— start —

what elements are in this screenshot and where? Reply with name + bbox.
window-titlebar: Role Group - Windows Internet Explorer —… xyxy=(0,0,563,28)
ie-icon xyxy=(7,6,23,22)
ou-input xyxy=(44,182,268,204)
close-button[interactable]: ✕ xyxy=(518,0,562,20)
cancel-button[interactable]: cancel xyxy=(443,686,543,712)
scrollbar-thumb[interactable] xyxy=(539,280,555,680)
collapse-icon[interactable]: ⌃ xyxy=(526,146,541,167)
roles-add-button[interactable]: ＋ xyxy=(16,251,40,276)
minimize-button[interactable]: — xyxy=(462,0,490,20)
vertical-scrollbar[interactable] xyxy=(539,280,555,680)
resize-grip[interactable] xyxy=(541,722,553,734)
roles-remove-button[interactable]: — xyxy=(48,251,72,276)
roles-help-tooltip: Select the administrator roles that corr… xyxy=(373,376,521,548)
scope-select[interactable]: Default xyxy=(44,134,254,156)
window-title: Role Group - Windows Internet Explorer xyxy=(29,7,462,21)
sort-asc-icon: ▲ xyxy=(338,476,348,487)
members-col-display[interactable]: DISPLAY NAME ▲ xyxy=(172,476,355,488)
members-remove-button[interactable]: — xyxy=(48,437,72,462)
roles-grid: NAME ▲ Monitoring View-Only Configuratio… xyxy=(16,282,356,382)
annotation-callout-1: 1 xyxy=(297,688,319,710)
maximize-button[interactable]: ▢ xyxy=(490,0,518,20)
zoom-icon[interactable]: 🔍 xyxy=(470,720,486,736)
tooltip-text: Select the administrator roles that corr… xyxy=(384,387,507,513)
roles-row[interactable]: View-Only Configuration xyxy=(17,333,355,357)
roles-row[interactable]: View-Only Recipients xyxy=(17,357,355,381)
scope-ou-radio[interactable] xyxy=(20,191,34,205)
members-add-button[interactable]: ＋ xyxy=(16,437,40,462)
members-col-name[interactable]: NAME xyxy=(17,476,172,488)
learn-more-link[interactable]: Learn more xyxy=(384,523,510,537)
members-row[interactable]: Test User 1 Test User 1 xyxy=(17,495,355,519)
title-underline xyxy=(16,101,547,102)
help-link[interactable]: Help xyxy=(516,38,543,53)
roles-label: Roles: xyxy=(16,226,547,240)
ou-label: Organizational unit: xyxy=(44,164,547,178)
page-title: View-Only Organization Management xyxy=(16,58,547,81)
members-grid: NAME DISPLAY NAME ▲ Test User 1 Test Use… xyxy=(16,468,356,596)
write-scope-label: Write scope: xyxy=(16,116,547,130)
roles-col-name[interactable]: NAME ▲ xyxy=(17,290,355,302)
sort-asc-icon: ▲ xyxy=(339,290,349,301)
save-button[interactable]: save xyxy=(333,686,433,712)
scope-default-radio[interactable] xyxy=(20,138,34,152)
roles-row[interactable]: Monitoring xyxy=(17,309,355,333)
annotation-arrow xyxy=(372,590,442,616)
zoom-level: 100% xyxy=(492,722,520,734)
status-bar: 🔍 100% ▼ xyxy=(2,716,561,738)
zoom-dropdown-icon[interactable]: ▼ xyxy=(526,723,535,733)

— end —

### REQUEST
Copy out every line of the items above precisely as it appears.

### COMPLETED EXERCISE
what elements are in this screenshot and where? Reply with name + bbox.
window-titlebar: Role Group - Windows Internet Explorer —… xyxy=(0,0,563,28)
ie-icon xyxy=(7,6,23,22)
ou-input xyxy=(44,182,268,204)
close-button[interactable]: ✕ xyxy=(518,0,562,20)
cancel-button[interactable]: cancel xyxy=(443,686,543,712)
scrollbar-thumb[interactable] xyxy=(539,280,555,680)
collapse-icon[interactable]: ⌃ xyxy=(526,146,541,167)
roles-add-button[interactable]: ＋ xyxy=(16,251,40,276)
minimize-button[interactable]: — xyxy=(462,0,490,20)
vertical-scrollbar[interactable] xyxy=(539,280,555,680)
resize-grip[interactable] xyxy=(541,722,553,734)
roles-remove-button[interactable]: — xyxy=(48,251,72,276)
roles-help-tooltip: Select the administrator roles that corr… xyxy=(373,376,521,548)
scope-select[interactable]: Default xyxy=(44,134,254,156)
window-title: Role Group - Windows Internet Explorer xyxy=(29,7,462,21)
sort-asc-icon: ▲ xyxy=(338,476,348,487)
members-col-display[interactable]: DISPLAY NAME ▲ xyxy=(172,476,355,488)
members-remove-button[interactable]: — xyxy=(48,437,72,462)
roles-grid: NAME ▲ Monitoring View-Only Configuratio… xyxy=(16,282,356,382)
annotation-callout-1: 1 xyxy=(297,688,319,710)
maximize-button[interactable]: ▢ xyxy=(490,0,518,20)
zoom-icon[interactable]: 🔍 xyxy=(470,720,486,736)
tooltip-text: Select the administrator roles that corr… xyxy=(384,387,507,513)
roles-row[interactable]: View-Only Configuration xyxy=(17,333,355,357)
roles-row[interactable]: View-Only Recipients xyxy=(17,357,355,381)
scope-ou-radio[interactable] xyxy=(20,191,34,205)
members-add-button[interactable]: ＋ xyxy=(16,437,40,462)
members-col-name[interactable]: NAME xyxy=(17,476,172,488)
learn-more-link[interactable]: Learn more xyxy=(384,523,510,537)
members-row[interactable]: Test User 1 Test User 1 xyxy=(17,495,355,519)
title-underline xyxy=(16,101,547,102)
help-link[interactable]: Help xyxy=(516,38,543,53)
roles-label: Roles: xyxy=(16,226,547,240)
ou-label: Organizational unit: xyxy=(44,164,547,178)
page-title: View-Only Organization Management xyxy=(16,58,547,81)
members-grid: NAME DISPLAY NAME ▲ Test User 1 Test Use… xyxy=(16,468,356,596)
write-scope-label: Write scope: xyxy=(16,116,547,130)
roles-col-name[interactable]: NAME ▲ xyxy=(17,290,355,302)
sort-asc-icon: ▲ xyxy=(339,290,349,301)
save-button[interactable]: save xyxy=(333,686,433,712)
scope-default-radio[interactable] xyxy=(20,138,34,152)
roles-row[interactable]: Monitoring xyxy=(17,309,355,333)
annotation-arrow xyxy=(372,590,442,616)
zoom-level: 100% xyxy=(492,722,520,734)
status-bar: 🔍 100% ▼ xyxy=(2,716,561,738)
zoom-dropdown-icon[interactable]: ▼ xyxy=(526,723,535,733)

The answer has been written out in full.